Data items
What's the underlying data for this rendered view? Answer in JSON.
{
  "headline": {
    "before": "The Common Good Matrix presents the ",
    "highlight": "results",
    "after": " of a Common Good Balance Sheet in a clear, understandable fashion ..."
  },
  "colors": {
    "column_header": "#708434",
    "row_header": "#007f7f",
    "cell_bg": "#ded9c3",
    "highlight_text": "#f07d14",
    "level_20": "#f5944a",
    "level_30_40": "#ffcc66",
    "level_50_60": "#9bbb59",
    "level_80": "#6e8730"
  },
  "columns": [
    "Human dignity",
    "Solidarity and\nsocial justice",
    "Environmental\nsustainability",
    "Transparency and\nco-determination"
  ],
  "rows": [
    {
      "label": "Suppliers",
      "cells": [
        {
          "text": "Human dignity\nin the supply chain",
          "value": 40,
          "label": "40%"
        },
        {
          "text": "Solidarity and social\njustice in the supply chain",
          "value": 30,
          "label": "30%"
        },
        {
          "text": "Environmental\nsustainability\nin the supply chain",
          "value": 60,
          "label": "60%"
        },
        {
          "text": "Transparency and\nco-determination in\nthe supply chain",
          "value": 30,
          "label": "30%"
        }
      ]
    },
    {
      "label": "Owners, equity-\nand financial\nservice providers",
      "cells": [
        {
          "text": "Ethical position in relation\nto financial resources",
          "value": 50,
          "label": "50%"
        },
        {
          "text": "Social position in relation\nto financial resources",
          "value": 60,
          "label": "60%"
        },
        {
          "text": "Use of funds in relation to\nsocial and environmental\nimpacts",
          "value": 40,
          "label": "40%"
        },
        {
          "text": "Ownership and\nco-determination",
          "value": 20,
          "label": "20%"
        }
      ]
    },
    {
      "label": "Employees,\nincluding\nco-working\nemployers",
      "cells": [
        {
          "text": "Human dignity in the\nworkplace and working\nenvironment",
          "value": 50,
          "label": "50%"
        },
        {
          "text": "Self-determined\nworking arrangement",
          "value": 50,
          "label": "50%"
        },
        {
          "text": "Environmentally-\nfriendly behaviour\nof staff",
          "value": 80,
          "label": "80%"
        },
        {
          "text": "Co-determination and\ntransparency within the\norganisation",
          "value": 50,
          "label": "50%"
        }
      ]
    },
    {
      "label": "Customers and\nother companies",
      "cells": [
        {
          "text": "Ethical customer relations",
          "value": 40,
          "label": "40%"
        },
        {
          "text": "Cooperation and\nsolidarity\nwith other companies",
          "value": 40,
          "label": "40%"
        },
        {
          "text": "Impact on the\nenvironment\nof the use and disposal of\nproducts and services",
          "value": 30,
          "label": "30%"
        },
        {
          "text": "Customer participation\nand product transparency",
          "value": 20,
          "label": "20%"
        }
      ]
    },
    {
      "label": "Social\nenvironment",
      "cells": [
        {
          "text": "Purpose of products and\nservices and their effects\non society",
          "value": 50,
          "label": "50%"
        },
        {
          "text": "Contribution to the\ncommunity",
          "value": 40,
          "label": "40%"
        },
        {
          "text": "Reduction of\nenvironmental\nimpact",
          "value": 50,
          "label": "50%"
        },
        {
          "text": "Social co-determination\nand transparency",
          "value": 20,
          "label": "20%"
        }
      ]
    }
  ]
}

WORK INSTRUCTIONS —
Copy each record from above exactly, and include every line.

OUTPUT FOR THIS EXERCISE —
What's the underlying data for this rendered view? Answer in JSON.
{
  "headline": {
    "before": "The Common Good Matrix presents the ",
    "highlight": "results",
    "after": " of a Common Good Balance Sheet in a clear, understandable fashion ..."
  },
  "colors": {
    "column_header": "#708434",
    "row_header": "#007f7f",
    "cell_bg": "#ded9c3",
    "highlight_text": "#f07d14",
    "level_20": "#f5944a",
    "level_30_40": "#ffcc66",
    "level_50_60": "#9bbb59",
    "level_80": "#6e8730"
  },
  "columns": [
    "Human dignity",
    "Solidarity and\nsocial justice",
    "Environmental\nsustainability",
    "Transparency and\nco-determination"
  ],
  "rows": [
    {
      "label": "Suppliers",
      "cells": [
        {
          "text": "Human dignity\nin the supply chain",
          "value": 40,
          "label": "40%"
        },
        {
          "text": "Solidarity and social\njustice in the supply chain",
          "value": 30,
          "label": "30%"
        },
        {
          "text": "Environmental\nsustainability\nin the supply chain",
          "value": 60,
          "label": "60%"
        },
        {
          "text": "Transparency and\nco-determination in\nthe supply chain",
          "value": 30,
          "label": "30%"
        }
      ]
    },
    {
      "label": "Owners, equity-\nand financial\nservice providers",
      "cells": [
        {
          "text": "Ethical position in relation\nto financial resources",
          "value": 50,
          "label": "50%"
        },
        {
          "text": "Social position in relation\nto financial resources",
          "value": 60,
          "label": "60%"
        },
        {
          "text": "Use of funds in relation to\nsocial and environmental\nimpacts",
          "value": 40,
          "label": "40%"
        },
        {
          "text": "Ownership and\nco-determination",
          "value": 20,
          "label": "20%"
        }
      ]
    },
    {
      "label": "Employees,\nincluding\nco-working\nemployers",
      "cells": [
        {
          "text": "Human dignity in the\nworkplace and working\nenvironment",
          "value": 50,
          "label": "50%"
        },
        {
          "text": "Self-determined\nworking arrangement",
          "value": 50,
          "label": "50%"
        },
        {
          "text": "Environmentally-\nfriendly behaviour\nof staff",
          "value": 80,
          "label": "80%"
        },
        {
          "text": "Co-determination and\ntransparency within the\norganisation",
          "value": 50,
          "label": "50%"
        }
      ]
    },
    {
      "label": "Customers and\nother companies",
      "cells": [
        {
          "text": "Ethical customer relations",
          "value": 40,
          "label": "40%"
        },
        {
          "text": "Cooperation and\nsolidarity\nwith other companies",
          "value": 40,
          "label": "40%"
        },
        {
          "text": "Impact on the\nenvironment\nof the use and disposal of\nproducts and services",
          "value": 30,
          "label": "30%"
        },
        {
          "text": "Customer participation\nand product transparency",
          "value": 20,
          "label": "20%"
        }
      ]
    },
    {
      "label": "Social\nenvironment",
      "cells": [
        {
          "text": "Purpose of products and\nservices and their effects\non society",
          "value": 50,
          "label": "50%"
        },
        {
          "text": "Contribution to the\ncommunity",
          "value": 40,
          "label": "40%"
        },
        {
          "text": "Reduction of\nenvironmental\nimpact",
          "value": 50,
          "label": "50%"
        },
        {
          "text": "Social co-determination\nand transparency",
          "value": 20,
          "label": "20%"
        }
      ]
    }
  ]
}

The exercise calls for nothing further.